Reproduce exactly only the lines from the line that holds "What data populates" to the line that holds "Parse this screenshot: output", inclusive, in the listing below, and please leave out every picture.

- _Rows_:
----

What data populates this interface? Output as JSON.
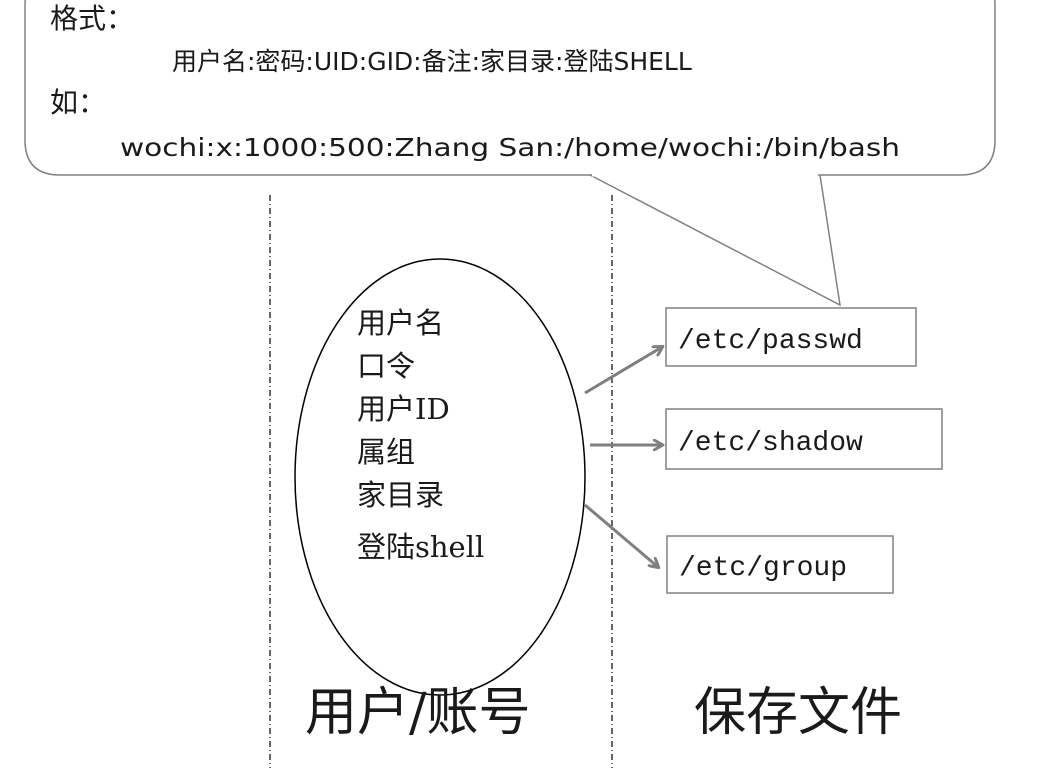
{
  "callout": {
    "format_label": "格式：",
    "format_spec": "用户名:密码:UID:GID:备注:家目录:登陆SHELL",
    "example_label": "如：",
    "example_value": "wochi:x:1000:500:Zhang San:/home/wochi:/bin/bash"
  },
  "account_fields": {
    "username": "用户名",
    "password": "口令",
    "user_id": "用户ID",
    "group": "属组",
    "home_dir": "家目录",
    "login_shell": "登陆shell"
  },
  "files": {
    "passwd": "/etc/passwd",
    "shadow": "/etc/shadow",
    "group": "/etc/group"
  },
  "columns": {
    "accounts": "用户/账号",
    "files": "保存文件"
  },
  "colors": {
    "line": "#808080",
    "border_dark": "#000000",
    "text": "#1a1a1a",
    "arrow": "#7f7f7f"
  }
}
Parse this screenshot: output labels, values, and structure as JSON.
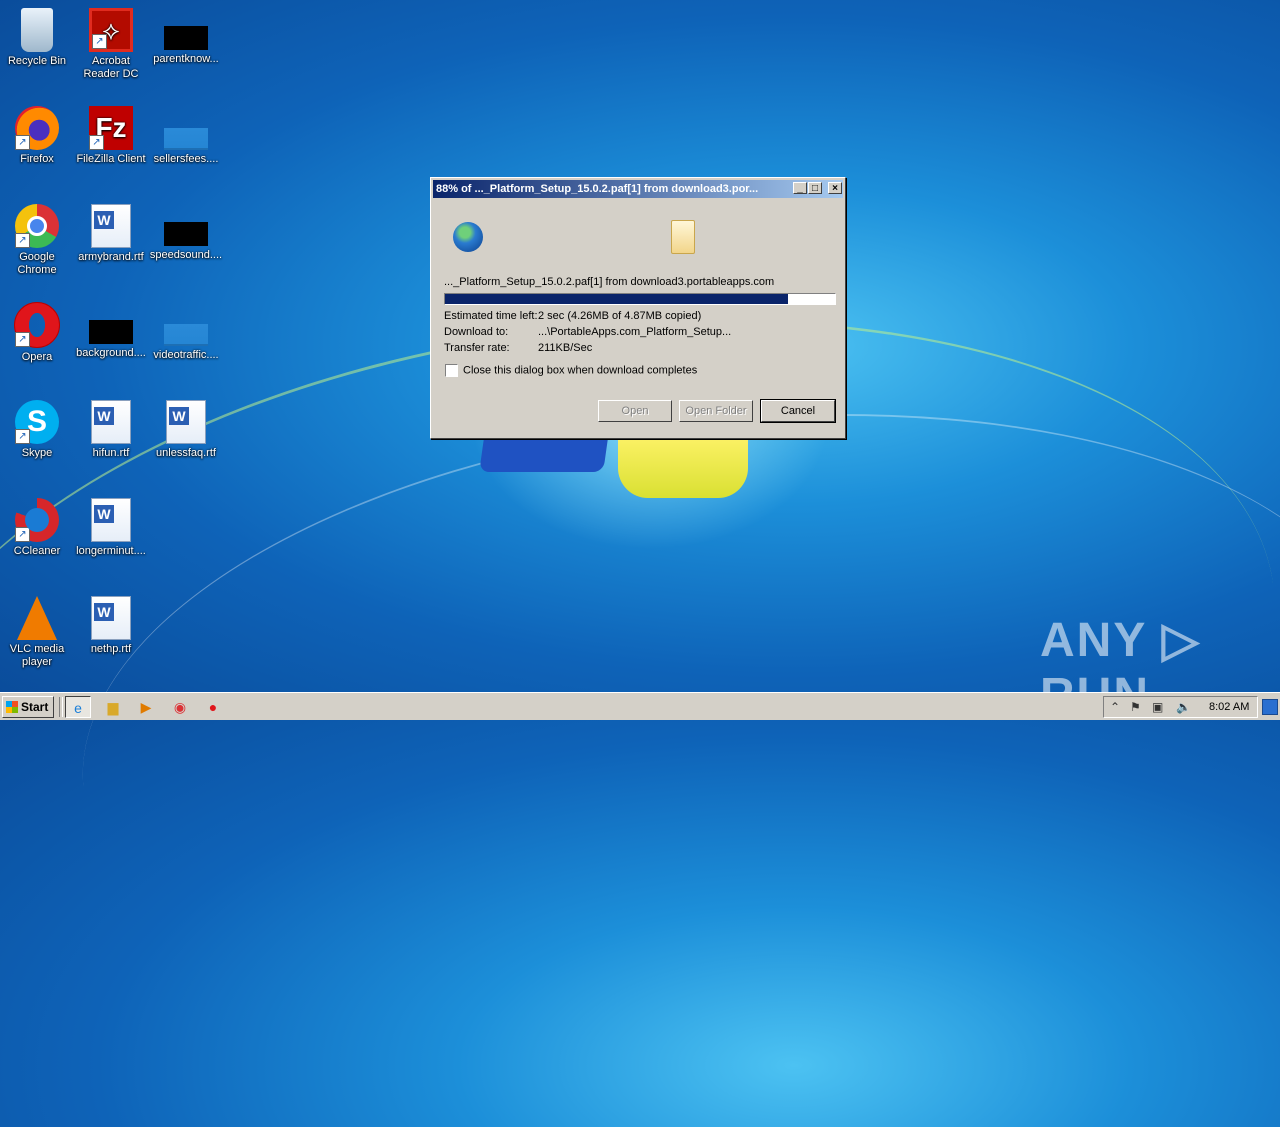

----

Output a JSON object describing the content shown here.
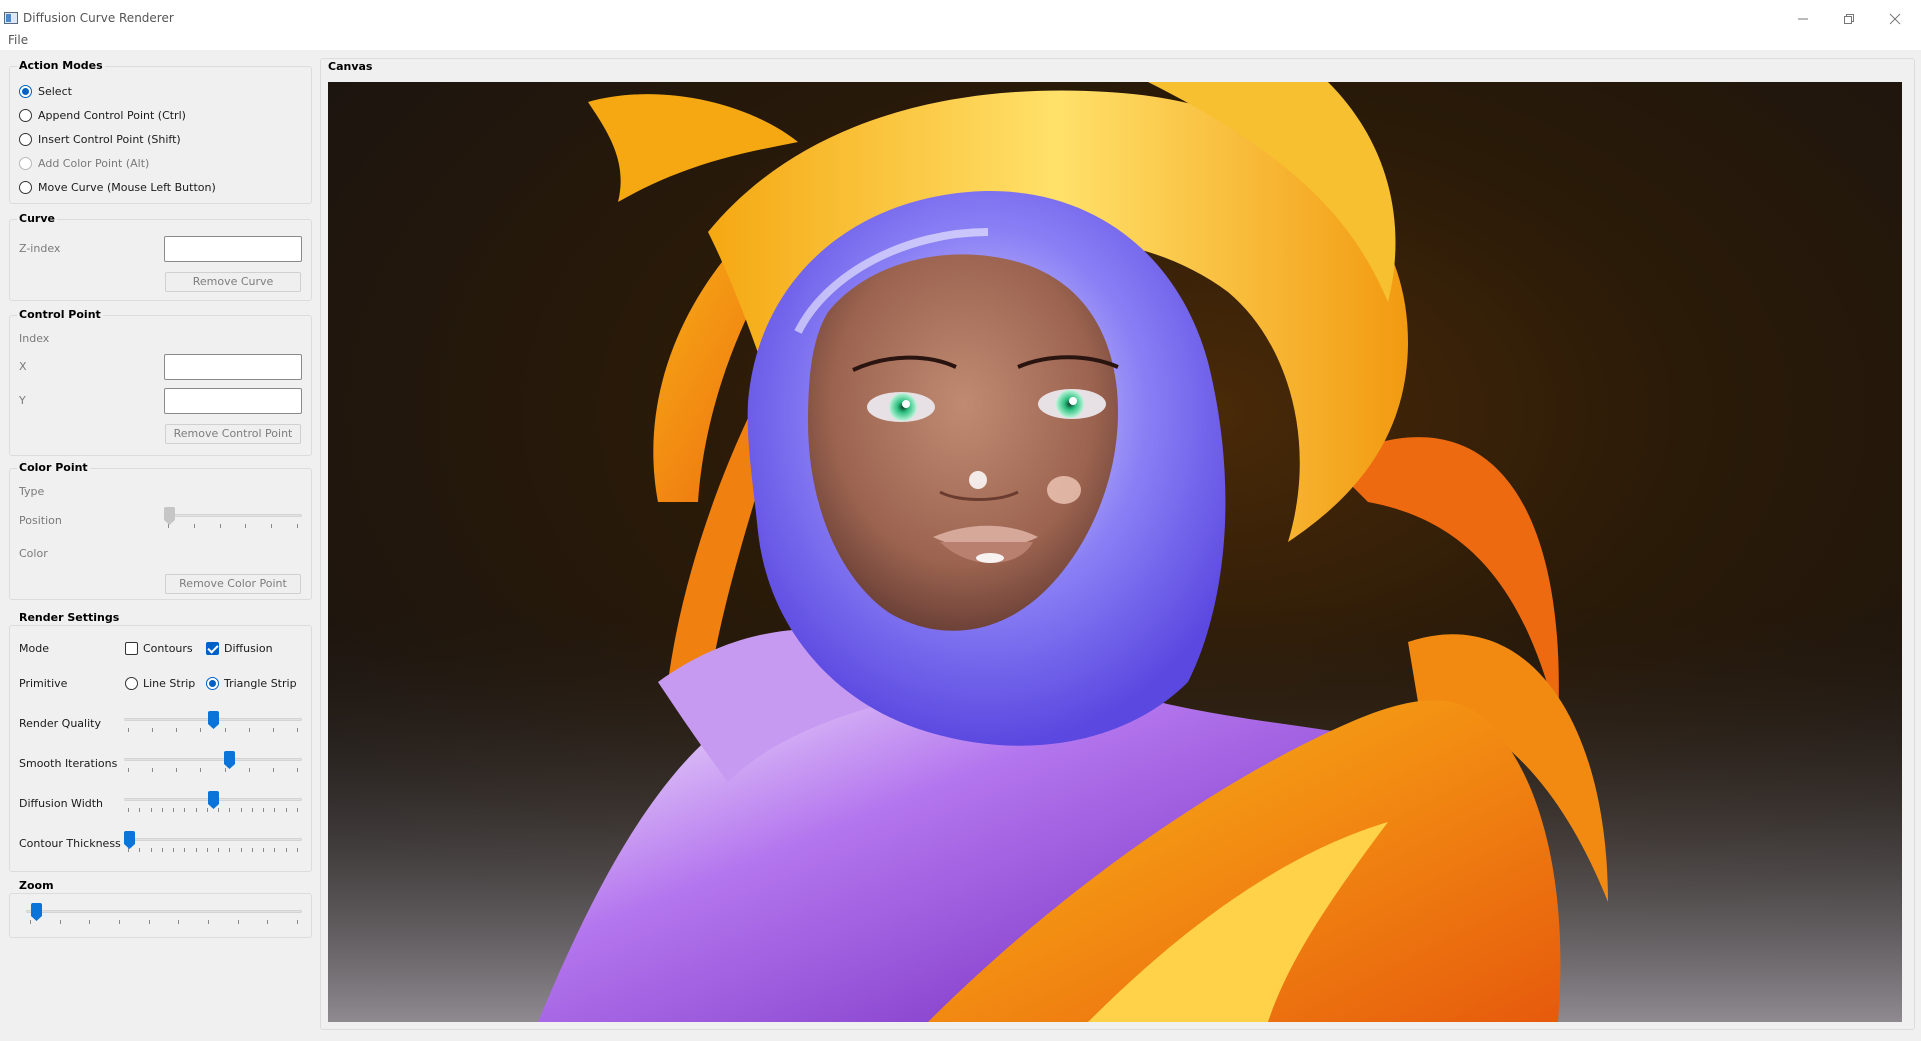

----

- _Answer to this task_:
What data populates this interface? Output as JSON.
{
  "callout": {
    "format_label": "格式：",
    "format_spec": "用户名:密码:UID:GID:备注:家目录:登陆SHELL",
    "example_label": "如：",
    "example_value": "wochi:x:1000:500:Zhang San:/home/wochi:/bin/bash"
  },
  "account_fields": {
    "username": "用户名",
    "password": "口令",
    "user_id": "用户ID",
    "group": "属组",
    "home_dir": "家目录",
    "login_shell": "登陆shell"
  },
  "files": {
    "passwd": "/etc/passwd",
    "shadow": "/etc/shadow",
    "group": "/etc/group"
  },
  "columns": {
    "accounts": "用户/账号",
    "files": "保存文件"
  },
  "colors": {
    "line": "#808080",
    "border_dark": "#000000",
    "text": "#1a1a1a",
    "arrow": "#7f7f7f"
  }
}
Parse this screenshot: output labels, values, and structure as JSON.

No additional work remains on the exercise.